*WORK TO COMPLETE*: Please go through the records below and return every line holding the word "thumbs".
*** SUPPLIED RECORDS
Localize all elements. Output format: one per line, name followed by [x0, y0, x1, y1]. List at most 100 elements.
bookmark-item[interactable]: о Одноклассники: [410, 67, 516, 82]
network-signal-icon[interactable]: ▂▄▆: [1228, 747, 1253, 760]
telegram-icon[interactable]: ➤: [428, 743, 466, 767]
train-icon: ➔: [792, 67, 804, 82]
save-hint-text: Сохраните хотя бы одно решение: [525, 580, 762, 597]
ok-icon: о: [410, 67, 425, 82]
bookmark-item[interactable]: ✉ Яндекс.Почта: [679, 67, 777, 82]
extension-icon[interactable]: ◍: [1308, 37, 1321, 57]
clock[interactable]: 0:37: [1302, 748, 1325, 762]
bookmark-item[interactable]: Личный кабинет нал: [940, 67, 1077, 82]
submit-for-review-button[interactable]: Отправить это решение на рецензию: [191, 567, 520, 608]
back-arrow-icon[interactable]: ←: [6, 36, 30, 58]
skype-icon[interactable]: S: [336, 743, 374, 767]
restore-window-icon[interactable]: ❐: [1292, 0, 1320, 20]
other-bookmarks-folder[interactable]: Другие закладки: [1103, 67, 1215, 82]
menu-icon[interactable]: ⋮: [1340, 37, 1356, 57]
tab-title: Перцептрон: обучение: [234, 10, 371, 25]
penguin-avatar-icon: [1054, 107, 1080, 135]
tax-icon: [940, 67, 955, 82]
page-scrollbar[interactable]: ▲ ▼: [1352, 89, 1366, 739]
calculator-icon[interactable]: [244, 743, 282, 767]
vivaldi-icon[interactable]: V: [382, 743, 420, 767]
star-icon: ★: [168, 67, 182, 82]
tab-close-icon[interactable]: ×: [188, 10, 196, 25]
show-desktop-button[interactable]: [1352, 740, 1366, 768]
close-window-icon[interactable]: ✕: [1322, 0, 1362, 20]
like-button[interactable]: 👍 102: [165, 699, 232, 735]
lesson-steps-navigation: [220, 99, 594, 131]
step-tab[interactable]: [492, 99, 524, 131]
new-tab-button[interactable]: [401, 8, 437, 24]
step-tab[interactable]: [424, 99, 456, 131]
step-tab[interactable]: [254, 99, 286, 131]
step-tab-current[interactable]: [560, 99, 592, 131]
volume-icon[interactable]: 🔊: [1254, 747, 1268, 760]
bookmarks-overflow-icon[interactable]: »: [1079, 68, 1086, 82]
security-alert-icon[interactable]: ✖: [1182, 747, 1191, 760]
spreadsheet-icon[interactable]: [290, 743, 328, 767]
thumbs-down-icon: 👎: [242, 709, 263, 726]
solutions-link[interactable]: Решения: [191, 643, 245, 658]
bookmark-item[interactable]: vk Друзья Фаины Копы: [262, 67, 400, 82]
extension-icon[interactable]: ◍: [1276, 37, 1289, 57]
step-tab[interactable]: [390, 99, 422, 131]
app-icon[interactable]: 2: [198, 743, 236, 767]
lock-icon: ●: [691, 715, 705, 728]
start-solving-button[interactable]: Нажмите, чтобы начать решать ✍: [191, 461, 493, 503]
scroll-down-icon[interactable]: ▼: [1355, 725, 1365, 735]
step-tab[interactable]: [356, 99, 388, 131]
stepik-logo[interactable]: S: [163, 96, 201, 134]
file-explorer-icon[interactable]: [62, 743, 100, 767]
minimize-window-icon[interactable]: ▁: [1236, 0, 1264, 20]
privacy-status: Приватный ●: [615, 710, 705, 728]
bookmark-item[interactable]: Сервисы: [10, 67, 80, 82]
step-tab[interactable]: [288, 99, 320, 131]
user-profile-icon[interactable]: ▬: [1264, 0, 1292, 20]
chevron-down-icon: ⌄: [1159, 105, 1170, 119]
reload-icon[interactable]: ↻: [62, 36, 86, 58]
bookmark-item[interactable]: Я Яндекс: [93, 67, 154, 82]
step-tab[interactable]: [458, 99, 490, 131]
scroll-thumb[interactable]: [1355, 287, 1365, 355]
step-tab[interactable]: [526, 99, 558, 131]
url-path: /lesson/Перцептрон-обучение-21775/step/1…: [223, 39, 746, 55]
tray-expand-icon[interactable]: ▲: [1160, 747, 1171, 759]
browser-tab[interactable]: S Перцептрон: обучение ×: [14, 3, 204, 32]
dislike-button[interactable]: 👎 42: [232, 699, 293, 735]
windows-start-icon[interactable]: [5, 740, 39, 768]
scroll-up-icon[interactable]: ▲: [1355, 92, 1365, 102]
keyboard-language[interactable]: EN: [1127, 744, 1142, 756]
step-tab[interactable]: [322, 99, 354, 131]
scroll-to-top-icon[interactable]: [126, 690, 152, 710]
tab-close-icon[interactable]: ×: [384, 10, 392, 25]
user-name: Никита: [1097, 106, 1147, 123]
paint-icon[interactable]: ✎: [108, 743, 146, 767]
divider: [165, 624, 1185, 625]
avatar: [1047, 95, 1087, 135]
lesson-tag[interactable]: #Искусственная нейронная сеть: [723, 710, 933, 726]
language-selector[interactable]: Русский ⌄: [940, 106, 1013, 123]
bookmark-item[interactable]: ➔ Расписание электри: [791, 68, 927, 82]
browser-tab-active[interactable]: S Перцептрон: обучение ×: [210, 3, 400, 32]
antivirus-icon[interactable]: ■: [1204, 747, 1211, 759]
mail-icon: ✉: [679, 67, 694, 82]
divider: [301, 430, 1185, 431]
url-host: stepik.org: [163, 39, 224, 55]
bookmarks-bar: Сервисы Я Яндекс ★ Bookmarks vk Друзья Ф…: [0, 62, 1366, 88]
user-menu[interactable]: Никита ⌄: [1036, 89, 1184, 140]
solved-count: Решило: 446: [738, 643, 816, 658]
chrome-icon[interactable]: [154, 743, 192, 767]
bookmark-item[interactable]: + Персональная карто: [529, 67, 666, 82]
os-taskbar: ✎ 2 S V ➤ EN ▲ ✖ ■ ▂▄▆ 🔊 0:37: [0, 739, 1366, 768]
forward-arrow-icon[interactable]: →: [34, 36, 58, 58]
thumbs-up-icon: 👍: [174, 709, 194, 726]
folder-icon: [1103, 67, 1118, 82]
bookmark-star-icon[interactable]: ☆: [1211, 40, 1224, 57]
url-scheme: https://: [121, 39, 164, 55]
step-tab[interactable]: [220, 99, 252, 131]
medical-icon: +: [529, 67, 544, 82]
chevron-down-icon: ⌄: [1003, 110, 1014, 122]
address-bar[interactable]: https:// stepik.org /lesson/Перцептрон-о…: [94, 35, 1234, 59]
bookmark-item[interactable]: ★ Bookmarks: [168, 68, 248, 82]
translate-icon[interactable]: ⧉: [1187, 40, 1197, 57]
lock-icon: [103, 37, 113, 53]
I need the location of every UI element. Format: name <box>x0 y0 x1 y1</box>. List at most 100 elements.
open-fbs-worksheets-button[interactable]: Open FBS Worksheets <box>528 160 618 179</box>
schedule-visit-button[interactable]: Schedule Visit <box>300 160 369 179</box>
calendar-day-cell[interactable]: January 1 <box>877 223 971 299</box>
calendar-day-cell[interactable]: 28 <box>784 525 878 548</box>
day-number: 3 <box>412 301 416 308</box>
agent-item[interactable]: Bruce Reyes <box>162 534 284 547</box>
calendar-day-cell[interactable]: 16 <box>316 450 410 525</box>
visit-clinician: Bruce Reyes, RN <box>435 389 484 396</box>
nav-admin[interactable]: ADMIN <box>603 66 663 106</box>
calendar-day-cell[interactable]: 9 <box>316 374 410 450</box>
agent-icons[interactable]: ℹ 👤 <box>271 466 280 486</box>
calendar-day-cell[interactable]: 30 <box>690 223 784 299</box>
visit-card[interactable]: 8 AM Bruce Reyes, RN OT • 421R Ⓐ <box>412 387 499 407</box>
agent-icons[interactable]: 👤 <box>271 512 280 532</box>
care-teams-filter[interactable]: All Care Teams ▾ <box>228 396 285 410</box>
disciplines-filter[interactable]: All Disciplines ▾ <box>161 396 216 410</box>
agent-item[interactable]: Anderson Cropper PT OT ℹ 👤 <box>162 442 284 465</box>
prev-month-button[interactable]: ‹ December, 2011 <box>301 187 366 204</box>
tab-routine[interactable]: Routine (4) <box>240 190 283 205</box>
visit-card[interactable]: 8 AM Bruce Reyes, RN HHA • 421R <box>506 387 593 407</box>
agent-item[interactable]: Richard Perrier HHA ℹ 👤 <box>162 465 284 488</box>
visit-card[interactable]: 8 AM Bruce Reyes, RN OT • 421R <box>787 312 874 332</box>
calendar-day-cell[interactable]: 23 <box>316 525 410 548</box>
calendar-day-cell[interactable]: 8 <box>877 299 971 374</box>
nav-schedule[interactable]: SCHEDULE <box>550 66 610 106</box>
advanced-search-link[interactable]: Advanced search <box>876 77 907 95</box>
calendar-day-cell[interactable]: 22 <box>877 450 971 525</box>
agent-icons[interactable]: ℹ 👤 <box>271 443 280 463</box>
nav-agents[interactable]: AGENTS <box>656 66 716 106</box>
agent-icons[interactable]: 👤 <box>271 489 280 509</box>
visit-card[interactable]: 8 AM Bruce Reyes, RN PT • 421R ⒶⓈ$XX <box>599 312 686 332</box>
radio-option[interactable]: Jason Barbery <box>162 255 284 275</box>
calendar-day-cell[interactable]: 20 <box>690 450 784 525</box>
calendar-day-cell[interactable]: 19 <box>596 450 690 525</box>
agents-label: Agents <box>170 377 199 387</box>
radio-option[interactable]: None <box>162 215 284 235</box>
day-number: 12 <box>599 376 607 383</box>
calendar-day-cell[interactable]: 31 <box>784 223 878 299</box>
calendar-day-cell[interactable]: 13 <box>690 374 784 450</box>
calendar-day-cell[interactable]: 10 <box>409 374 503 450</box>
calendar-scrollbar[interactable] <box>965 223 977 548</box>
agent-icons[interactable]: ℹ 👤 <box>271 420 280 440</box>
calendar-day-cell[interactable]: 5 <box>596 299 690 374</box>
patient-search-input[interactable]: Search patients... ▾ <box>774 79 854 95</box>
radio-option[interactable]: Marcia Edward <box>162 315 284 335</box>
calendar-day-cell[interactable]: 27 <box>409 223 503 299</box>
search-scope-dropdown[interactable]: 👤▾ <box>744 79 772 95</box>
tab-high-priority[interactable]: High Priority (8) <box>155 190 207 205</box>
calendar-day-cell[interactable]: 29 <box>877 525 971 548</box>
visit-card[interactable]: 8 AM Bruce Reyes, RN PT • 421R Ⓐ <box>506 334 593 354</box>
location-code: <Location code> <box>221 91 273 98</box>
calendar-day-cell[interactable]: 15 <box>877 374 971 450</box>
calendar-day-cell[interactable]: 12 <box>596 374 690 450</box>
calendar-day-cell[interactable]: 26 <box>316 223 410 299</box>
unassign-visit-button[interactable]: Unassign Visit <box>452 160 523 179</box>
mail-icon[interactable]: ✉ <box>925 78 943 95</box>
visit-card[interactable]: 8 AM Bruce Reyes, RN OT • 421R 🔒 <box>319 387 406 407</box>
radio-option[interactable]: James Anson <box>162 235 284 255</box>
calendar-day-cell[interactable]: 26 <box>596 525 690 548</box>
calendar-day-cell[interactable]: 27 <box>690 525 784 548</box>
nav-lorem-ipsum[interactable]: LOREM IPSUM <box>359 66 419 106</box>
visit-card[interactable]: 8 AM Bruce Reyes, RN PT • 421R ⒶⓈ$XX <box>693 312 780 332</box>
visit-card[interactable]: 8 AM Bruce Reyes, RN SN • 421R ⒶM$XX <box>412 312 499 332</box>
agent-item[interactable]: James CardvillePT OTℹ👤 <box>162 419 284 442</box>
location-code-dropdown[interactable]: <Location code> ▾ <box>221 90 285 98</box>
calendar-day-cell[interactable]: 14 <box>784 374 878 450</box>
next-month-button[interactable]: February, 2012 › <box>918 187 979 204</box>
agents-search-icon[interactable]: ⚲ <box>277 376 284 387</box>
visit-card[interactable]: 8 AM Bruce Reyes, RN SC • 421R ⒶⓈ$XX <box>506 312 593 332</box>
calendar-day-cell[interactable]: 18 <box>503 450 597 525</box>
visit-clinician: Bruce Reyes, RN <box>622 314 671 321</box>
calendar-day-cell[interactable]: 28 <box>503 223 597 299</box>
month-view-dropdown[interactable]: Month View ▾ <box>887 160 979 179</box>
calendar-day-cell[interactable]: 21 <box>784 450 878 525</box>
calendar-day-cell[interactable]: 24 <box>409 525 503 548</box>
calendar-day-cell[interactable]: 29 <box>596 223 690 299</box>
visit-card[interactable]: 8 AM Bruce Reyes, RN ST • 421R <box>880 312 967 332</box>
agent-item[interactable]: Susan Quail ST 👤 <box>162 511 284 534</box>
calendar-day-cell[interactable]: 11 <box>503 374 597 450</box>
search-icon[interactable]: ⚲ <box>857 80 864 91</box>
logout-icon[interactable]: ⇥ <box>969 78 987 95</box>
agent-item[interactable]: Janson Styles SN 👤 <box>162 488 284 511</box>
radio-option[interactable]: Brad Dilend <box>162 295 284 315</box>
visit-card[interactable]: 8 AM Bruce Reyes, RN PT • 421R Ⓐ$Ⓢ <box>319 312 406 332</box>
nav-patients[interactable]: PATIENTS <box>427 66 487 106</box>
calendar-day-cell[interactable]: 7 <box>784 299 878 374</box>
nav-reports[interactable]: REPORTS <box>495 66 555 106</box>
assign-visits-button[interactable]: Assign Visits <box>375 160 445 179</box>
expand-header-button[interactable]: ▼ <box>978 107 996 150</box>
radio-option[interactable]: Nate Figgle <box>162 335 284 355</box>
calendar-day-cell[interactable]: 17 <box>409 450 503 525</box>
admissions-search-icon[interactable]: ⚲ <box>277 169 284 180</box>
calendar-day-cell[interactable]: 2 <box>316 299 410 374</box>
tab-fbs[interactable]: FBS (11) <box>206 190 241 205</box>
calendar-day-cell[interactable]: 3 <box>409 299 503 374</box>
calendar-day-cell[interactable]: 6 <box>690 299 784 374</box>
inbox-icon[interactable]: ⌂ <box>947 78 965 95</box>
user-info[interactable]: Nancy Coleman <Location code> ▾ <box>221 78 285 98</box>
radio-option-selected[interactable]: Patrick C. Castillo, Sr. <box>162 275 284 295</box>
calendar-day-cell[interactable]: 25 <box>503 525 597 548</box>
******
*SOLUTION FOR THIS TASK*:
thumbs-down-icon: 👎: [242, 709, 263, 726]
thumbs-up-icon: 👍: [174, 709, 194, 726]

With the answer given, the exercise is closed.